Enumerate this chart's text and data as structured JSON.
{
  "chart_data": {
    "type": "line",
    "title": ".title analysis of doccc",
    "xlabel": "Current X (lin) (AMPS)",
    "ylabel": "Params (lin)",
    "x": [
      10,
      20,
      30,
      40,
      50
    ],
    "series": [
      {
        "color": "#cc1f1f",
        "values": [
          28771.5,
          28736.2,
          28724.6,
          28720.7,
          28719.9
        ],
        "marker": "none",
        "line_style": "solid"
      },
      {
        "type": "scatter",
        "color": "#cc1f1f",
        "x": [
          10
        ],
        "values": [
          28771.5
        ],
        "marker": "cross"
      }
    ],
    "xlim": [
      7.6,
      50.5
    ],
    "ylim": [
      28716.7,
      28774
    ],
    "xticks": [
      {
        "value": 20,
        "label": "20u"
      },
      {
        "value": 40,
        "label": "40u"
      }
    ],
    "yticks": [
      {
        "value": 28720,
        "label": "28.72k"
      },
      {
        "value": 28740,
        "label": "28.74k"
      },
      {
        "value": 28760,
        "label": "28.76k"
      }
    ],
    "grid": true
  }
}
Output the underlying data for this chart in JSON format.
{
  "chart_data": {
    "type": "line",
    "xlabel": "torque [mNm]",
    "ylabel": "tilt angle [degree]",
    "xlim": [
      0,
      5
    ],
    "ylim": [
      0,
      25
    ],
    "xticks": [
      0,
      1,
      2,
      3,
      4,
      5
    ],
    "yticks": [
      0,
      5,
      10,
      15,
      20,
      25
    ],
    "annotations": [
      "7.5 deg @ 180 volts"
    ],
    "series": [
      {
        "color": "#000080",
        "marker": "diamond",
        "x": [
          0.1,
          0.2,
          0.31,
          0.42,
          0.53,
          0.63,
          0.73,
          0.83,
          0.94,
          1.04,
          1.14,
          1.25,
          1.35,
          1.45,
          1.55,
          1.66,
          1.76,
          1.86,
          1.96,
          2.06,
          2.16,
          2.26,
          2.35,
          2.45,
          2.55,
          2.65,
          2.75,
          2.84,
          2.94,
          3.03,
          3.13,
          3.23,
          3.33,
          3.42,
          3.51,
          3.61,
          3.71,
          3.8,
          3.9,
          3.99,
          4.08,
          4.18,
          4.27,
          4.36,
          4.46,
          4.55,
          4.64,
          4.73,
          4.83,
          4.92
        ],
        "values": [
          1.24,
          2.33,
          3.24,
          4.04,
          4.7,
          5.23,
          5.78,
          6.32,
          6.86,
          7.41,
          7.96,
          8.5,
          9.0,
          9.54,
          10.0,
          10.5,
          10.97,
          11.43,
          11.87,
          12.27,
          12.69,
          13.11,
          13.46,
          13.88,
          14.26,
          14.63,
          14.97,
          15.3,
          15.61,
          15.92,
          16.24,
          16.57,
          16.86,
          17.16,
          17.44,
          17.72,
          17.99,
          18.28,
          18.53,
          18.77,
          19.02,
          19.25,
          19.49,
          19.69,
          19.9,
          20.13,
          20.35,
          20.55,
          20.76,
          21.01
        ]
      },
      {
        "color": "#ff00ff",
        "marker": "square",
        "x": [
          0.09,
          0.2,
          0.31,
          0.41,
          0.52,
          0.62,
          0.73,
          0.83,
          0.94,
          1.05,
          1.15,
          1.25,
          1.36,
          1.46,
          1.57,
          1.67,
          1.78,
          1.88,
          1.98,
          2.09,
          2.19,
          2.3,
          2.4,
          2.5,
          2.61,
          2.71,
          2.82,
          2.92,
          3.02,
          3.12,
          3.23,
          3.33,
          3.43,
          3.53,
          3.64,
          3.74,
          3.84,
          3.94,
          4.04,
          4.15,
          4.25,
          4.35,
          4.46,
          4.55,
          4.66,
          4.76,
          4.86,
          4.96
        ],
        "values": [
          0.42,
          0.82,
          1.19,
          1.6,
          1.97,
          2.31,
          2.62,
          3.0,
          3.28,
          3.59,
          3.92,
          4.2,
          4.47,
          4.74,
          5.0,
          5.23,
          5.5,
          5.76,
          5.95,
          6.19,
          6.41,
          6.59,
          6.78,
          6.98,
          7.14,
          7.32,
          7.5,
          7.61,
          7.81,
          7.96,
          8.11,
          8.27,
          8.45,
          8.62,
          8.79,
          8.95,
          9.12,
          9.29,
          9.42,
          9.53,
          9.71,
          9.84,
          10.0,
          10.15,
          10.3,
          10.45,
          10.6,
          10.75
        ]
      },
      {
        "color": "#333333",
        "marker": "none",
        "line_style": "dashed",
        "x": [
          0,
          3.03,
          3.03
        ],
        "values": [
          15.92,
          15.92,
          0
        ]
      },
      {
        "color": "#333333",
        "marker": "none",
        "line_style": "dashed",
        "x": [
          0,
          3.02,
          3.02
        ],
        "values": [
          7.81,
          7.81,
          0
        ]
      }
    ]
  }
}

§

**DIRECTIVE:** Hand back the material above in full, exactly as written.

**CORRECT RESULT:**
Enumerate this chart's text and data as structured JSON.
{
  "chart_data": {
    "type": "line",
    "title": ".title analysis of doccc",
    "xlabel": "Current X (lin) (AMPS)",
    "ylabel": "Params (lin)",
    "x": [
      10,
      20,
      30,
      40,
      50
    ],
    "series": [
      {
        "color": "#cc1f1f",
        "values": [
          28771.5,
          28736.2,
          28724.6,
          28720.7,
          28719.9
        ],
        "marker": "none",
        "line_style": "solid"
      },
      {
        "type": "scatter",
        "color": "#cc1f1f",
        "x": [
          10
        ],
        "values": [
          28771.5
        ],
        "marker": "cross"
      }
    ],
    "xlim": [
      7.6,
      50.5
    ],
    "ylim": [
      28716.7,
      28774
    ],
    "xticks": [
      {
        "value": 20,
        "label": "20u"
      },
      {
        "value": 40,
        "label": "40u"
      }
    ],
    "yticks": [
      {
        "value": 28720,
        "label": "28.72k"
      },
      {
        "value": 28740,
        "label": "28.74k"
      },
      {
        "value": 28760,
        "label": "28.76k"
      }
    ],
    "grid": true
  }
}
Output the underlying data for this chart in JSON format.
{
  "chart_data": {
    "type": "line",
    "xlabel": "torque [mNm]",
    "ylabel": "tilt angle [degree]",
    "xlim": [
      0,
      5
    ],
    "ylim": [
      0,
      25
    ],
    "xticks": [
      0,
      1,
      2,
      3,
      4,
      5
    ],
    "yticks": [
      0,
      5,
      10,
      15,
      20,
      25
    ],
    "annotations": [
      "7.5 deg @ 180 volts"
    ],
    "series": [
      {
        "color": "#000080",
        "marker": "diamond",
        "x": [
          0.1,
          0.2,
          0.31,
          0.42,
          0.53,
          0.63,
          0.73,
          0.83,
          0.94,
          1.04,
          1.14,
          1.25,
          1.35,
          1.45,
          1.55,
          1.66,
          1.76,
          1.86,
          1.96,
          2.06,
          2.16,
          2.26,
          2.35,
          2.45,
          2.55,
          2.65,
          2.75,
          2.84,
          2.94,
          3.03,
          3.13,
          3.23,
          3.33,
          3.42,
          3.51,
          3.61,
          3.71,
          3.8,
          3.9,
          3.99,
          4.08,
          4.18,
          4.27,
          4.36,
          4.46,
          4.55,
          4.64,
          4.73,
          4.83,
          4.92
        ],
        "values": [
          1.24,
          2.33,
          3.24,
          4.04,
          4.7,
          5.23,
          5.78,
          6.32,
          6.86,
          7.41,
          7.96,
          8.5,
          9.0,
          9.54,
          10.0,
          10.5,
          10.97,
          11.43,
          11.87,
          12.27,
          12.69,
          13.11,
          13.46,
          13.88,
          14.26,
          14.63,
          14.97,
          15.3,
          15.61,
          15.92,
          16.24,
          16.57,
          16.86,
          17.16,
          17.44,
          17.72,
          17.99,
          18.28,
          18.53,
          18.77,
          19.02,
          19.25,
          19.49,
          19.69,
          19.9,
          20.13,
          20.35,
          20.55,
          20.76,
          21.01
        ]
      },
      {
        "color": "#ff00ff",
        "marker": "square",
        "x": [
          0.09,
          0.2,
          0.31,
          0.41,
          0.52,
          0.62,
          0.73,
          0.83,
          0.94,
          1.05,
          1.15,
          1.25,
          1.36,
          1.46,
          1.57,
          1.67,
          1.78,
          1.88,
          1.98,
          2.09,
          2.19,
          2.3,
          2.4,
          2.5,
          2.61,
          2.71,
          2.82,
          2.92,
          3.02,
          3.12,
          3.23,
          3.33,
          3.43,
          3.53,
          3.64,
          3.74,
          3.84,
          3.94,
          4.04,
          4.15,
          4.25,
          4.35,
          4.46,
          4.55,
          4.66,
          4.76,
          4.86,
          4.96
        ],
        "values": [
          0.42,
          0.82,
          1.19,
          1.6,
          1.97,
          2.31,
          2.62,
          3.0,
          3.28,
          3.59,
          3.92,
          4.2,
          4.47,
          4.74,
          5.0,
          5.23,
          5.5,
          5.76,
          5.95,
          6.19,
          6.41,
          6.59,
          6.78,
          6.98,
          7.14,
          7.32,
          7.5,
          7.61,
          7.81,
          7.96,
          8.11,
          8.27,
          8.45,
          8.62,
          8.79,
          8.95,
          9.12,
          9.29,
          9.42,
          9.53,
          9.71,
          9.84,
          10.0,
          10.15,
          10.3,
          10.45,
          10.6,
          10.75
        ]
      },
      {
        "color": "#333333",
        "marker": "none",
        "line_style": "dashed",
        "x": [
          0,
          3.03,
          3.03
        ],
        "values": [
          15.92,
          15.92,
          0
        ]
      },
      {
        "color": "#333333",
        "marker": "none",
        "line_style": "dashed",
        "x": [
          0,
          3.02,
          3.02
        ],
        "values": [
          7.81,
          7.81,
          0
        ]
      }
    ]
  }
}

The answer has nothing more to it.